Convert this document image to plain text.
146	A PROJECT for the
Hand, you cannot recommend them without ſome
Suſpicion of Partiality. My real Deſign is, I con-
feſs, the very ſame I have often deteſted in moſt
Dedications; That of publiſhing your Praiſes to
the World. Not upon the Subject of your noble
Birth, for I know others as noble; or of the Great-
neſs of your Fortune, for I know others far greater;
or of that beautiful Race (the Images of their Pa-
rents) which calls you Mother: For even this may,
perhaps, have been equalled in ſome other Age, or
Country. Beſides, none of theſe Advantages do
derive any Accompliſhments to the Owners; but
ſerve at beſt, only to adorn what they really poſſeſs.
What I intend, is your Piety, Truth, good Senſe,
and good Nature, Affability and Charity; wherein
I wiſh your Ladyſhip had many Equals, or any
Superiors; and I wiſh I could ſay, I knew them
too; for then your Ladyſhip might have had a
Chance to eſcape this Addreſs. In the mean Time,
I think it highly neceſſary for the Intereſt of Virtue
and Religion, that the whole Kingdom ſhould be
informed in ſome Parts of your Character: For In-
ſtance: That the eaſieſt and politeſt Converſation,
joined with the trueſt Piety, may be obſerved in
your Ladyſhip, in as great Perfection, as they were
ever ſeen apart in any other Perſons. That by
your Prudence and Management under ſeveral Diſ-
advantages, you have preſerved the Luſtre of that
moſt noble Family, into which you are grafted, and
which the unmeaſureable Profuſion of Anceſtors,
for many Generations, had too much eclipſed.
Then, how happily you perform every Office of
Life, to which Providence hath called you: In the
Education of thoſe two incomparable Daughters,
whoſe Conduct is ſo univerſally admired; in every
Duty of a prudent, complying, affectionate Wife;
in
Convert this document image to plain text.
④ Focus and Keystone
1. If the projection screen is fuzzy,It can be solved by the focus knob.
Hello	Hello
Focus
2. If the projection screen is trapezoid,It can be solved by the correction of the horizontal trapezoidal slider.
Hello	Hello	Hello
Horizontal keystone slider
---
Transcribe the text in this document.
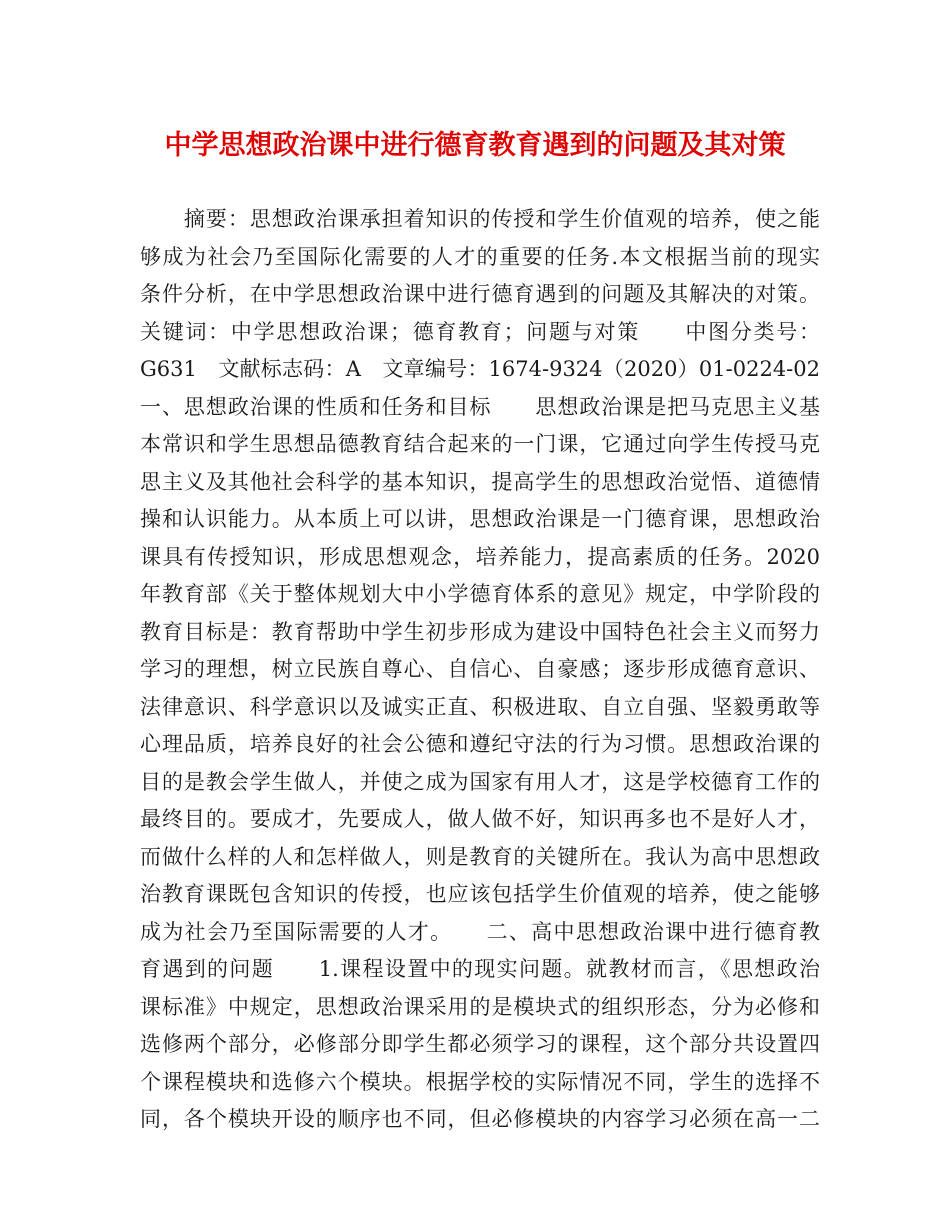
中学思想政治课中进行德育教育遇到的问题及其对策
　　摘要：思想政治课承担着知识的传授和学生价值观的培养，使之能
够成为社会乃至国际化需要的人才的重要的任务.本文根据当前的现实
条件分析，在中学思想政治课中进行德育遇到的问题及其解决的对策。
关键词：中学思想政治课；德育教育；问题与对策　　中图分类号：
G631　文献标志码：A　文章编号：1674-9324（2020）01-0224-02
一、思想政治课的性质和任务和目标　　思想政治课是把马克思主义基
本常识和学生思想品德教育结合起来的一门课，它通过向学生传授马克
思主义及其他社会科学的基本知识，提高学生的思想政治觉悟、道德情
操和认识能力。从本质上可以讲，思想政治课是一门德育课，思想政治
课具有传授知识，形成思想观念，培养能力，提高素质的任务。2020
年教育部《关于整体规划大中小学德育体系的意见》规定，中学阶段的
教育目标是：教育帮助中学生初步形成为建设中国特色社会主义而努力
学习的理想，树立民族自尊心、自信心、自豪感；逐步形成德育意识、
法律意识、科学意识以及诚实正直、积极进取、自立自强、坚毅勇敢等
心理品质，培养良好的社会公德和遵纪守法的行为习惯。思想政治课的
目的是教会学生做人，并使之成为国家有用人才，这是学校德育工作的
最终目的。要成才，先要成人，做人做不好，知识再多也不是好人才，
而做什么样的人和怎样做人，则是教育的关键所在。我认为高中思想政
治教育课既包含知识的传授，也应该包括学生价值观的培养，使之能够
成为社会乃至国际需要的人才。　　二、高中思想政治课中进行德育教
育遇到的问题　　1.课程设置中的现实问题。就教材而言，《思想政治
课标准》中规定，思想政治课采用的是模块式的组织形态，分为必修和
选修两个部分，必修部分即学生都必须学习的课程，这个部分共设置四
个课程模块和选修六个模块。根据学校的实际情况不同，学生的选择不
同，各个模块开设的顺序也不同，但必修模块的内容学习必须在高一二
--
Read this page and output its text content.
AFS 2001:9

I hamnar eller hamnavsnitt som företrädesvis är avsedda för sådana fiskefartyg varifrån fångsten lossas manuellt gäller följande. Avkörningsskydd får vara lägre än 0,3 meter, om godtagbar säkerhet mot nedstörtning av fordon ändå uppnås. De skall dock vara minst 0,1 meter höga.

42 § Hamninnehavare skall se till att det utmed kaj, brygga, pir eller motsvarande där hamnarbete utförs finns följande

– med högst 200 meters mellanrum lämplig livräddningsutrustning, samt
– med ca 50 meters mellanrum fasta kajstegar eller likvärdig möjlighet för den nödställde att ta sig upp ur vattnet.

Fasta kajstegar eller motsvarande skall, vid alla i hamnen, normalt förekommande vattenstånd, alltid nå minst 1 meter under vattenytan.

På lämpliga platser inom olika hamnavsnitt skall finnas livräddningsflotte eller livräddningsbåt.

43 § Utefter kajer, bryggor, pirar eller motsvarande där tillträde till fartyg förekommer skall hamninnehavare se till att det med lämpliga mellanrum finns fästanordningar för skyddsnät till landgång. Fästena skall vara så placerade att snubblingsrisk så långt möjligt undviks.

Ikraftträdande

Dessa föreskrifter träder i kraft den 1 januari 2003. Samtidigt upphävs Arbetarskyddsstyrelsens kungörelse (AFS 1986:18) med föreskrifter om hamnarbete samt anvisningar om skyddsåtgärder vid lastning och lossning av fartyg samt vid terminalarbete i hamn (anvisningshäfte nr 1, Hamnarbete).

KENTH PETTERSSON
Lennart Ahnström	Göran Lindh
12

EXERCISE OBJECTIVE: Find the lines above that contain the word "your" and collect them.

EXERCISE OUTPUT:
Dedications; That of publiſhing your Praiſes to
the World. Not upon the Subject of your noble
neſs of your Fortune, for I know others far greater;
What I intend, is your Piety, Truth, good Senſe,
I wiſh your Ladyſhip had many Equals, or any
too; for then your Ladyſhip might have had a
informed in ſome Parts of your Character: For In-
your Ladyſhip, in as great Perfection, as they were
your Prudence and Management under ſeveral Diſ-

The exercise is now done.